Records excerpted from a collection

■ ■ ■ ■ ■

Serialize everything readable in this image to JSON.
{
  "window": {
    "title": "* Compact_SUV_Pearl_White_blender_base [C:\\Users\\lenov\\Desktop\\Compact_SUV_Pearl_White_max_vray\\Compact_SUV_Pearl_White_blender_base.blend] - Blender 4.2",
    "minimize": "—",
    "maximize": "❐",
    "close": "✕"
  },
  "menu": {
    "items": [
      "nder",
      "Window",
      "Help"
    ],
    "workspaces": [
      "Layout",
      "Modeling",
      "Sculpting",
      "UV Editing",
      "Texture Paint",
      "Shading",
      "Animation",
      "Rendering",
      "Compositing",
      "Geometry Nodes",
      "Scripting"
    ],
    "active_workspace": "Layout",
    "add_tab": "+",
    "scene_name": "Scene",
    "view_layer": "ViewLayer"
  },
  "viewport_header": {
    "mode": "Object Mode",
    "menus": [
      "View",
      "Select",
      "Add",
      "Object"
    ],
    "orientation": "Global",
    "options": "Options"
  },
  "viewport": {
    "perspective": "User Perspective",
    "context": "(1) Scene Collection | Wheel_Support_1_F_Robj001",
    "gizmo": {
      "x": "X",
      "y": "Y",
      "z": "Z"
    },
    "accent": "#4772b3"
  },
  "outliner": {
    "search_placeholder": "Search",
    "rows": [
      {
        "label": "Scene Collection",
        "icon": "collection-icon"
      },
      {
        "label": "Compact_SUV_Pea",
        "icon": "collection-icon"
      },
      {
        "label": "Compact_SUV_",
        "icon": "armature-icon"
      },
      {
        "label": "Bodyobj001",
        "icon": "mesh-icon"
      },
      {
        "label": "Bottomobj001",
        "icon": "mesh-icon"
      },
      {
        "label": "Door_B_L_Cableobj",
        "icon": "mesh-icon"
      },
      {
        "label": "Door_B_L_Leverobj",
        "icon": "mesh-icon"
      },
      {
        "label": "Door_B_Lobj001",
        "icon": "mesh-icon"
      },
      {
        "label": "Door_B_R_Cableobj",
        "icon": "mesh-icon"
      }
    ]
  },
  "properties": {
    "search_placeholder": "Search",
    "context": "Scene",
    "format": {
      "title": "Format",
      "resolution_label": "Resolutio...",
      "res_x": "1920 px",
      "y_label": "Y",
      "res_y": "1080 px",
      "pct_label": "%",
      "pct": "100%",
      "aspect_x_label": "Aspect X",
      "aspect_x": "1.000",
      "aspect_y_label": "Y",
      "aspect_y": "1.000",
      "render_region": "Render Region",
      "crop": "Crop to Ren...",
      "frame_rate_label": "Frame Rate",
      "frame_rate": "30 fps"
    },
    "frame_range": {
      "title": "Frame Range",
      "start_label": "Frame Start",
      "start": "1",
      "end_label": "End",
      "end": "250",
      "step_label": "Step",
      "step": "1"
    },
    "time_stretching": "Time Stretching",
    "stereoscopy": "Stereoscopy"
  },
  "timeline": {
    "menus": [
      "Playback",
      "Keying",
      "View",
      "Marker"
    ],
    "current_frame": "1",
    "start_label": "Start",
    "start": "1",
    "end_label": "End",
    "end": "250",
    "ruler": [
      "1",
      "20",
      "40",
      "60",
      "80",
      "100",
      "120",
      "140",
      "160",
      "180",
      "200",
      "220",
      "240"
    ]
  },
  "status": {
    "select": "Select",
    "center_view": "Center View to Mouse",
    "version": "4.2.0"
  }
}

■ ■ ■ ■ ■

→ **Your goal**: Write out the entire listing exactly.

→ **Output below**:
Serialize everything readable in this image to JSON.
{
  "window": {
    "title": "* Compact_SUV_Pearl_White_blender_base [C:\\Users\\lenov\\Desktop\\Compact_SUV_Pearl_White_max_vray\\Compact_SUV_Pearl_White_blender_base.blend] - Blender 4.2",
    "minimize": "—",
    "maximize": "❐",
    "close": "✕"
  },
  "menu": {
    "items": [
      "nder",
      "Window",
      "Help"
    ],
    "workspaces": [
      "Layout",
      "Modeling",
      "Sculpting",
      "UV Editing",
      "Texture Paint",
      "Shading",
      "Animation",
      "Rendering",
      "Compositing",
      "Geometry Nodes",
      "Scripting"
    ],
    "active_workspace": "Layout",
    "add_tab": "+",
    "scene_name": "Scene",
    "view_layer": "ViewLayer"
  },
  "viewport_header": {
    "mode": "Object Mode",
    "menus": [
      "View",
      "Select",
      "Add",
      "Object"
    ],
    "orientation": "Global",
    "options": "Options"
  },
  "viewport": {
    "perspective": "User Perspective",
    "context": "(1) Scene Collection | Wheel_Support_1_F_Robj001",
    "gizmo": {
      "x": "X",
      "y": "Y",
      "z": "Z"
    },
    "accent": "#4772b3"
  },
  "outliner": {
    "search_placeholder": "Search",
    "rows": [
      {
        "label": "Scene Collection",
        "icon": "collection-icon"
      },
      {
        "label": "Compact_SUV_Pea",
        "icon": "collection-icon"
      },
      {
        "label": "Compact_SUV_",
        "icon": "armature-icon"
      },
      {
        "label": "Bodyobj001",
        "icon": "mesh-icon"
      },
      {
        "label": "Bottomobj001",
        "icon": "mesh-icon"
      },
      {
        "label": "Door_B_L_Cableobj",
        "icon": "mesh-icon"
      },
      {
        "label": "Door_B_L_Leverobj",
        "icon": "mesh-icon"
      },
      {
        "label": "Door_B_Lobj001",
        "icon": "mesh-icon"
      },
      {
        "label": "Door_B_R_Cableobj",
        "icon": "mesh-icon"
      }
    ]
  },
  "properties": {
    "search_placeholder": "Search",
    "context": "Scene",
    "format": {
      "title": "Format",
      "resolution_label": "Resolutio...",
      "res_x": "1920 px",
      "y_label": "Y",
      "res_y": "1080 px",
      "pct_label": "%",
      "pct": "100%",
      "aspect_x_label": "Aspect X",
      "aspect_x": "1.000",
      "aspect_y_label": "Y",
      "aspect_y": "1.000",
      "render_region": "Render Region",
      "crop": "Crop to Ren...",
      "frame_rate_label": "Frame Rate",
      "frame_rate": "30 fps"
    },
    "frame_range": {
      "title": "Frame Range",
      "start_label": "Frame Start",
      "start": "1",
      "end_label": "End",
      "end": "250",
      "step_label": "Step",
      "step": "1"
    },
    "time_stretching": "Time Stretching",
    "stereoscopy": "Stereoscopy"
  },
  "timeline": {
    "menus": [
      "Playback",
      "Keying",
      "View",
      "Marker"
    ],
    "current_frame": "1",
    "start_label": "Start",
    "start": "1",
    "end_label": "End",
    "end": "250",
    "ruler": [
      "1",
      "20",
      "40",
      "60",
      "80",
      "100",
      "120",
      "140",
      "160",
      "180",
      "200",
      "220",
      "240"
    ]
  },
  "status": {
    "select": "Select",
    "center_view": "Center View to Mouse",
    "version": "4.2.0"
  }
}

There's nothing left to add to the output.